### Source text:
Here, Yelenic was personally served with a copy of the summons and complaint on June 10, 2008, (see Doc. 17 at 8), and Foley was personally served on June 7, 2008, (see Doc. 17 at 7). Accordingly, Yelenic and Foley had until June 30 and June 27, respectively, to file a responsive pleading or defense. They did not. Thereafter, on July 1, 2008, Plaintiff filed motions pursuant to Fed. R. Civ. P. 55 seeking entry of default, (see Docs. 25-26), and default judgment, (see Docs. 23-24), against Yelenic and Foley. On July 13, 2008, Yelenic filed an answer to the complaint. (Doc. 28.) The following day, the Clerk of Court entered default against both Yelenic and Foley pursuant to Fed. R. Civ. P. 55(a). (See Docs. 29-30.) On July 14, 2008, this court ordered Yelenic to show cause why default judgment should not be entered pursuant to Fed. R. Civ. P. 55(b)(2). (Doc. 31.) On July 22, 2008, Foley filed a motion to dismiss (Doc. 34), and a motion to set aside entry of default. (Doc. 35.)

With the appropriate standard in mind, the court now considers whether to grant default judgment against Yelenic and Foley.

1. Michelle Yelenic

Default judgment is inappropriate against Michelle Yelenic. First, Yelenic's late response did not prejudice Plaintiff. Yelenic's answer was only two weeks late and caused no delay in this litigation. Still pending are motions to dismiss filed by the other defendants. Additionally, all parties concur that the case should be stayed after the motions to dismiss are decided, because Defendant Foley is currently awaiting trial on criminal charges related to this litigation. Moreover, the delay was caused at least in part to Plaintiff's inconvenient choice of forum. As noted above, all of the evidence and witnesses in this case are located in the Western District of Pennsylvania, as are all of the parties except Defendant Miller. Yelenic lives in Blairsville, Pennsylvania, which is located 170 miles from Harrisburg, and within the Western District of Pennsylvania. Given this distance, and the circumstances of this case, it comes as no surprise that Yelenic avers that she encountered difficulty in obtaining counsel to represent her in an action filed in this court. Finally, the delay was also caused in part by Plaintiff's counsel's failure to return phone calls by Yelenic's counsel inquiring about transferring this case to the United States District Court for the Western District of Pennsylvania. Yelenic's delay in filing an answer did not prejudice Plaintiff.

### Supplied information:
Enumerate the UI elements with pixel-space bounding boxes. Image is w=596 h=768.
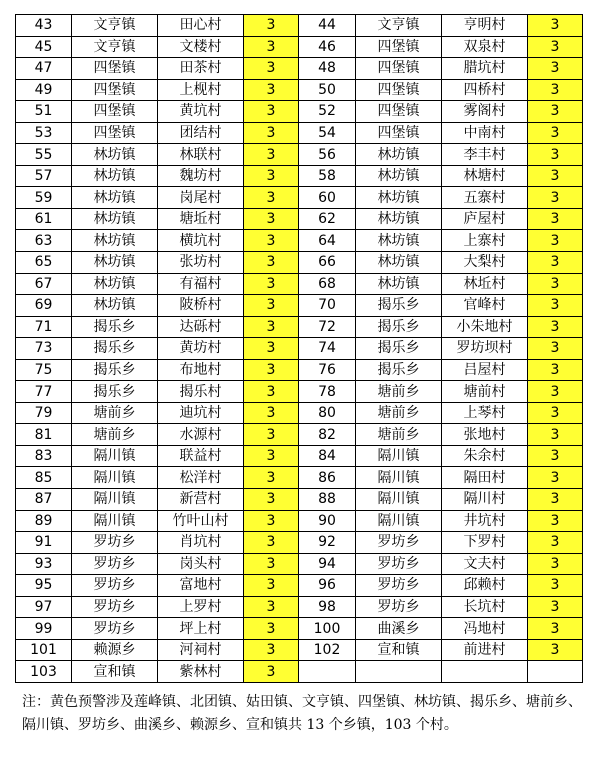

### Goal 1:
In the court's default judgment ruling, on what date was Foley personally served with the summons and complaint?
### Goal 2:
Carry on the court's default judgment ruling, picking up right after its final sentence.

### Expected answer 1:
June 7, 2008

### Expected answer 2:
The second and third factors also weigh towards denial of default judgment. Michelle Yelenic has raised a number of litigable defenses in her answer to the complaint. She denies participating in Dr. Yelenic's murder, or impeding the investigation in any way. Moreover, there is no indication that her failure to file a timely answer was willful or in any way culpable.

Default judgment will be denied and the entry of default set will be set aside as to Michelle Yelenic because her tardy response to this lawsuit caused no prejudice to Plaintiff, she has presented a litigable defense, and her failure to file a timely response was not the result of culpable conduct.

2. Kevin Foley

Default judgment is also inappropriate against Foley. Once again, Foley's delayed response caused no prejudice to Plaintiff. Foley's three week delay in filing a response caused no delay in the progress of this litigation. As noted above, motions to dismiss by the other defendants are pending, and all parties have concurred in staying this litigation pending the outcome of the related criminal trial.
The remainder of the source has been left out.